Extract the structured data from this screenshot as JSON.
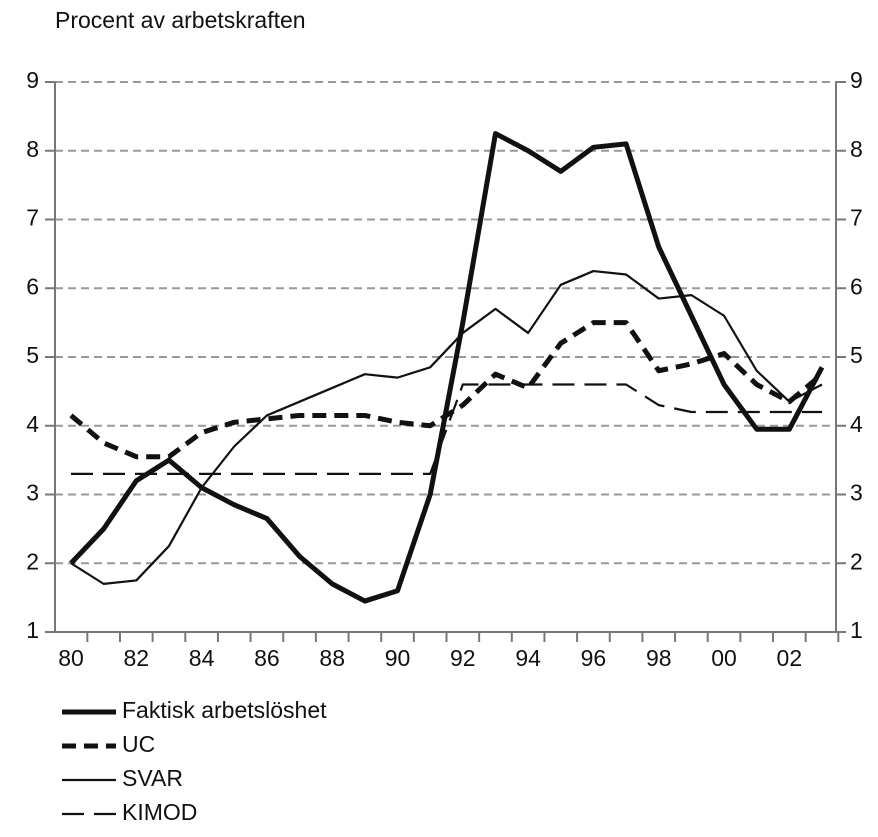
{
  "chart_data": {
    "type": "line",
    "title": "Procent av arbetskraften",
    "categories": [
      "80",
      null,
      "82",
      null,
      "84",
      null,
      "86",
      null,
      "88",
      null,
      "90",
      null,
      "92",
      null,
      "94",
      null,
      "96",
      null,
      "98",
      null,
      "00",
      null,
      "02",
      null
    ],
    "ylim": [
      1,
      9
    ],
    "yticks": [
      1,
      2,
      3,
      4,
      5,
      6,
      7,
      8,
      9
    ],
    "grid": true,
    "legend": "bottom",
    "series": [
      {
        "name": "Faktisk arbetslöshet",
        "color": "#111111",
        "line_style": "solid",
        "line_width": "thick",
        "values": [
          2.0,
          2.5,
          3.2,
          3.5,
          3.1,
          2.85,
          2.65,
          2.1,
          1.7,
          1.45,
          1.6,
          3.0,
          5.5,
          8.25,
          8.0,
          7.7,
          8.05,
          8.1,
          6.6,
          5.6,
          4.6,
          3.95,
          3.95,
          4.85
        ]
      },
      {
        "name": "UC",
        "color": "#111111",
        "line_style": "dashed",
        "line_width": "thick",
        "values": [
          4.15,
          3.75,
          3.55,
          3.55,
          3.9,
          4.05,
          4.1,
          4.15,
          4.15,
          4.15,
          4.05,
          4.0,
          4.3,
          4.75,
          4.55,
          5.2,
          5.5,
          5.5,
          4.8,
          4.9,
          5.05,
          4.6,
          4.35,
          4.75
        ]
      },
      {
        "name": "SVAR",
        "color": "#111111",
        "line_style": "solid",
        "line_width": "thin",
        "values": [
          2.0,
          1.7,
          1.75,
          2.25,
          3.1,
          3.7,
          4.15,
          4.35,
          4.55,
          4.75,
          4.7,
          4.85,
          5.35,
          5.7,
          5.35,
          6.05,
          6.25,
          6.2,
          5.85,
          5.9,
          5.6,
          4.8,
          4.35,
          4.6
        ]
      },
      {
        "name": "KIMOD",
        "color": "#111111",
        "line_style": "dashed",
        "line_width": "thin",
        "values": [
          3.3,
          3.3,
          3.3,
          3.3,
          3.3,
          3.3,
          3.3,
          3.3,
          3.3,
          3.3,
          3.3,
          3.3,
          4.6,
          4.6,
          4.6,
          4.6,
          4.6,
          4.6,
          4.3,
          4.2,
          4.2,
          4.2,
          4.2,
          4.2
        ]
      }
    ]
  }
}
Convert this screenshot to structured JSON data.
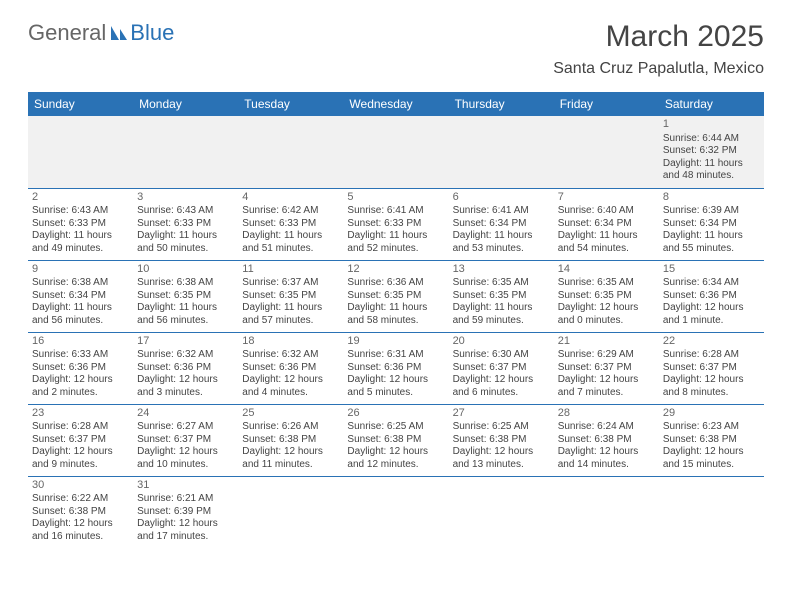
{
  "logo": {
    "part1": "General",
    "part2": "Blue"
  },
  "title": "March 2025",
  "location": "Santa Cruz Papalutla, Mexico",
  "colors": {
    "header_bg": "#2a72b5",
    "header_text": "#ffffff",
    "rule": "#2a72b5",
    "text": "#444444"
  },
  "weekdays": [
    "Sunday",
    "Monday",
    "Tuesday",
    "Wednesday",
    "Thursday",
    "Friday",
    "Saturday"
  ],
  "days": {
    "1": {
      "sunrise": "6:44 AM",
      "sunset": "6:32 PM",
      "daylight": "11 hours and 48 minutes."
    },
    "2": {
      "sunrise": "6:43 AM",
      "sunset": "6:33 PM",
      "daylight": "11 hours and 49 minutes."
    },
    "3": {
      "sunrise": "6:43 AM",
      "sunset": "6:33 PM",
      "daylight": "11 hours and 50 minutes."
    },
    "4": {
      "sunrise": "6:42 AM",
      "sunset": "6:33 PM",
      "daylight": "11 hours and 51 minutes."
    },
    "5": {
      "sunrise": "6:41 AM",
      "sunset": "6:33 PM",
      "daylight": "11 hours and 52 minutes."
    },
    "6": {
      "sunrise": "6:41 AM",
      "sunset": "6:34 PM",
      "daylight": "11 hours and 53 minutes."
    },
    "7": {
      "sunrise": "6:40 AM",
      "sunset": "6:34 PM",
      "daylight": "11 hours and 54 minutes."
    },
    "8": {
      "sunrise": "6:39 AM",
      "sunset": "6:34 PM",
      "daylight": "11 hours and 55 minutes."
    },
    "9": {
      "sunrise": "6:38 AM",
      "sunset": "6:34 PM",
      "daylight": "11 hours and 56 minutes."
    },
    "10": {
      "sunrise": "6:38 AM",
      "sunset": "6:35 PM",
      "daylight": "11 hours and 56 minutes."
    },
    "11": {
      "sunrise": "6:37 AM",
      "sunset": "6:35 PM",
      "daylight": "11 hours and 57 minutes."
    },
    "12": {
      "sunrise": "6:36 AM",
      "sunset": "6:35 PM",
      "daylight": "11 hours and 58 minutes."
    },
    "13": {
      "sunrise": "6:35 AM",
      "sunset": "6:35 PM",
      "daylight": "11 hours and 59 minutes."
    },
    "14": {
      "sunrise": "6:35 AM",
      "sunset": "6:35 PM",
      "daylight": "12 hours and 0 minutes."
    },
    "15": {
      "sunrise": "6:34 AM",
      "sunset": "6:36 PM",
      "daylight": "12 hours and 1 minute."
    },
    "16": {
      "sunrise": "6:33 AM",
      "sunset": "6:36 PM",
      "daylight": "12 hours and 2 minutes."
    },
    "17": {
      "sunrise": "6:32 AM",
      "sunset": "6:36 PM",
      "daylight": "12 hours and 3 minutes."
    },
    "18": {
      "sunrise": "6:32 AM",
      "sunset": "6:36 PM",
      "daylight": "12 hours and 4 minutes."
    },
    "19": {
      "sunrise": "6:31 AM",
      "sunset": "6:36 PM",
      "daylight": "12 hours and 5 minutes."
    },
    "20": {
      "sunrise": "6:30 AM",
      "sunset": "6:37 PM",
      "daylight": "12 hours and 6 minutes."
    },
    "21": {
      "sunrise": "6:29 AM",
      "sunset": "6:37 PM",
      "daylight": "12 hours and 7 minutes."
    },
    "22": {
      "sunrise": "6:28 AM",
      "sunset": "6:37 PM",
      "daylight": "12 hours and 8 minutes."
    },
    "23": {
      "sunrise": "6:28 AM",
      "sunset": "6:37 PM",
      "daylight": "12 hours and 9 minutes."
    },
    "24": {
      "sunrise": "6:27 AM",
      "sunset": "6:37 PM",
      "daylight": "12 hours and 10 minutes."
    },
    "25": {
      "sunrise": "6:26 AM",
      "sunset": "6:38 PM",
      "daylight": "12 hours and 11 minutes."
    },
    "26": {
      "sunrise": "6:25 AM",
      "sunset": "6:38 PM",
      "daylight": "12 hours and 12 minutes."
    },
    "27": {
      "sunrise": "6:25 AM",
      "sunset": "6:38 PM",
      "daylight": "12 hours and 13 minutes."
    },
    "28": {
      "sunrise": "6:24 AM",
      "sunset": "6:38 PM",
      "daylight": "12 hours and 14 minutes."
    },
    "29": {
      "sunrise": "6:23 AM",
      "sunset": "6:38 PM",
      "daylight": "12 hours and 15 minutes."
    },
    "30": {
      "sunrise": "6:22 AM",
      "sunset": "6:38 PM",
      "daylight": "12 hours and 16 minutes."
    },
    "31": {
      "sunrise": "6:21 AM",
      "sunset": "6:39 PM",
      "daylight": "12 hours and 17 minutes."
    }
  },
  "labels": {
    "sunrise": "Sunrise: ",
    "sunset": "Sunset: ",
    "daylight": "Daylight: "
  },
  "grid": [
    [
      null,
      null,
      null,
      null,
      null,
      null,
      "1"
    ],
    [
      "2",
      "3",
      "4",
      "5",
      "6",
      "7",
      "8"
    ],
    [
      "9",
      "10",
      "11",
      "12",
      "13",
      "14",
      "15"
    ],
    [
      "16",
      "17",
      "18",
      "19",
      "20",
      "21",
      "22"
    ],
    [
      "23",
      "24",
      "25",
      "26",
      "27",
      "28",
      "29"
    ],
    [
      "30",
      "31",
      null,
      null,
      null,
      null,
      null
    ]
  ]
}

§ **WHAT TO WORK ON**
The records above are to be quoted exactly, with all pictures left out.

§ **FULL ANSWER**
Extract the structured data from this screenshot as JSON.
{
  "chart_data": {
    "type": "line",
    "title": "Procent av arbetskraften",
    "categories": [
      "80",
      null,
      "82",
      null,
      "84",
      null,
      "86",
      null,
      "88",
      null,
      "90",
      null,
      "92",
      null,
      "94",
      null,
      "96",
      null,
      "98",
      null,
      "00",
      null,
      "02",
      null
    ],
    "ylim": [
      1,
      9
    ],
    "yticks": [
      1,
      2,
      3,
      4,
      5,
      6,
      7,
      8,
      9
    ],
    "grid": true,
    "legend": "bottom",
    "series": [
      {
        "name": "Faktisk arbetslöshet",
        "color": "#111111",
        "line_style": "solid",
        "line_width": "thick",
        "values": [
          2.0,
          2.5,
          3.2,
          3.5,
          3.1,
          2.85,
          2.65,
          2.1,
          1.7,
          1.45,
          1.6,
          3.0,
          5.5,
          8.25,
          8.0,
          7.7,
          8.05,
          8.1,
          6.6,
          5.6,
          4.6,
          3.95,
          3.95,
          4.85
        ]
      },
      {
        "name": "UC",
        "color": "#111111",
        "line_style": "dashed",
        "line_width": "thick",
        "values": [
          4.15,
          3.75,
          3.55,
          3.55,
          3.9,
          4.05,
          4.1,
          4.15,
          4.15,
          4.15,
          4.05,
          4.0,
          4.3,
          4.75,
          4.55,
          5.2,
          5.5,
          5.5,
          4.8,
          4.9,
          5.05,
          4.6,
          4.35,
          4.75
        ]
      },
      {
        "name": "SVAR",
        "color": "#111111",
        "line_style": "solid",
        "line_width": "thin",
        "values": [
          2.0,
          1.7,
          1.75,
          2.25,
          3.1,
          3.7,
          4.15,
          4.35,
          4.55,
          4.75,
          4.7,
          4.85,
          5.35,
          5.7,
          5.35,
          6.05,
          6.25,
          6.2,
          5.85,
          5.9,
          5.6,
          4.8,
          4.35,
          4.6
        ]
      },
      {
        "name": "KIMOD",
        "color": "#111111",
        "line_style": "dashed",
        "line_width": "thin",
        "values": [
          3.3,
          3.3,
          3.3,
          3.3,
          3.3,
          3.3,
          3.3,
          3.3,
          3.3,
          3.3,
          3.3,
          3.3,
          4.6,
          4.6,
          4.6,
          4.6,
          4.6,
          4.6,
          4.3,
          4.2,
          4.2,
          4.2,
          4.2,
          4.2
        ]
      }
    ]
  }
}
Convert this screenshot to structured JSON data.
{
  "logo": {
    "part1": "General",
    "part2": "Blue"
  },
  "title": "March 2025",
  "location": "Santa Cruz Papalutla, Mexico",
  "colors": {
    "header_bg": "#2a72b5",
    "header_text": "#ffffff",
    "rule": "#2a72b5",
    "text": "#444444"
  },
  "weekdays": [
    "Sunday",
    "Monday",
    "Tuesday",
    "Wednesday",
    "Thursday",
    "Friday",
    "Saturday"
  ],
  "days": {
    "1": {
      "sunrise": "6:44 AM",
      "sunset": "6:32 PM",
      "daylight": "11 hours and 48 minutes."
    },
    "2": {
      "sunrise": "6:43 AM",
      "sunset": "6:33 PM",
      "daylight": "11 hours and 49 minutes."
    },
    "3": {
      "sunrise": "6:43 AM",
      "sunset": "6:33 PM",
      "daylight": "11 hours and 50 minutes."
    },
    "4": {
      "sunrise": "6:42 AM",
      "sunset": "6:33 PM",
      "daylight": "11 hours and 51 minutes."
    },
    "5": {
      "sunrise": "6:41 AM",
      "sunset": "6:33 PM",
      "daylight": "11 hours and 52 minutes."
    },
    "6": {
      "sunrise": "6:41 AM",
      "sunset": "6:34 PM",
      "daylight": "11 hours and 53 minutes."
    },
    "7": {
      "sunrise": "6:40 AM",
      "sunset": "6:34 PM",
      "daylight": "11 hours and 54 minutes."
    },
    "8": {
      "sunrise": "6:39 AM",
      "sunset": "6:34 PM",
      "daylight": "11 hours and 55 minutes."
    },
    "9": {
      "sunrise": "6:38 AM",
      "sunset": "6:34 PM",
      "daylight": "11 hours and 56 minutes."
    },
    "10": {
      "sunrise": "6:38 AM",
      "sunset": "6:35 PM",
      "daylight": "11 hours and 56 minutes."
    },
    "11": {
      "sunrise": "6:37 AM",
      "sunset": "6:35 PM",
      "daylight": "11 hours and 57 minutes."
    },
    "12": {
      "sunrise": "6:36 AM",
      "sunset": "6:35 PM",
      "daylight": "11 hours and 58 minutes."
    },
    "13": {
      "sunrise": "6:35 AM",
      "sunset": "6:35 PM",
      "daylight": "11 hours and 59 minutes."
    },
    "14": {
      "sunrise": "6:35 AM",
      "sunset": "6:35 PM",
      "daylight": "12 hours and 0 minutes."
    },
    "15": {
      "sunrise": "6:34 AM",
      "sunset": "6:36 PM",
      "daylight": "12 hours and 1 minute."
    },
    "16": {
      "sunrise": "6:33 AM",
      "sunset": "6:36 PM",
      "daylight": "12 hours and 2 minutes."
    },
    "17": {
      "sunrise": "6:32 AM",
      "sunset": "6:36 PM",
      "daylight": "12 hours and 3 minutes."
    },
    "18": {
      "sunrise": "6:32 AM",
      "sunset": "6:36 PM",
      "daylight": "12 hours and 4 minutes."
    },
    "19": {
      "sunrise": "6:31 AM",
      "sunset": "6:36 PM",
      "daylight": "12 hours and 5 minutes."
    },
    "20": {
      "sunrise": "6:30 AM",
      "sunset": "6:37 PM",
      "daylight": "12 hours and 6 minutes."
    },
    "21": {
      "sunrise": "6:29 AM",
      "sunset": "6:37 PM",
      "daylight": "12 hours and 7 minutes."
    },
    "22": {
      "sunrise": "6:28 AM",
      "sunset": "6:37 PM",
      "daylight": "12 hours and 8 minutes."
    },
    "23": {
      "sunrise": "6:28 AM",
      "sunset": "6:37 PM",
      "daylight": "12 hours and 9 minutes."
    },
    "24": {
      "sunrise": "6:27 AM",
      "sunset": "6:37 PM",
      "daylight": "12 hours and 10 minutes."
    },
    "25": {
      "sunrise": "6:26 AM",
      "sunset": "6:38 PM",
      "daylight": "12 hours and 11 minutes."
    },
    "26": {
      "sunrise": "6:25 AM",
      "sunset": "6:38 PM",
      "daylight": "12 hours and 12 minutes."
    },
    "27": {
      "sunrise": "6:25 AM",
      "sunset": "6:38 PM",
      "daylight": "12 hours and 13 minutes."
    },
    "28": {
      "sunrise": "6:24 AM",
      "sunset": "6:38 PM",
      "daylight": "12 hours and 14 minutes."
    },
    "29": {
      "sunrise": "6:23 AM",
      "sunset": "6:38 PM",
      "daylight": "12 hours and 15 minutes."
    },
    "30": {
      "sunrise": "6:22 AM",
      "sunset": "6:38 PM",
      "daylight": "12 hours and 16 minutes."
    },
    "31": {
      "sunrise": "6:21 AM",
      "sunset": "6:39 PM",
      "daylight": "12 hours and 17 minutes."
    }
  },
  "labels": {
    "sunrise": "Sunrise: ",
    "sunset": "Sunset: ",
    "daylight": "Daylight: "
  },
  "grid": [
    [
      null,
      null,
      null,
      null,
      null,
      null,
      "1"
    ],
    [
      "2",
      "3",
      "4",
      "5",
      "6",
      "7",
      "8"
    ],
    [
      "9",
      "10",
      "11",
      "12",
      "13",
      "14",
      "15"
    ],
    [
      "16",
      "17",
      "18",
      "19",
      "20",
      "21",
      "22"
    ],
    [
      "23",
      "24",
      "25",
      "26",
      "27",
      "28",
      "29"
    ],
    [
      "30",
      "31",
      null,
      null,
      null,
      null,
      null
    ]
  ]
}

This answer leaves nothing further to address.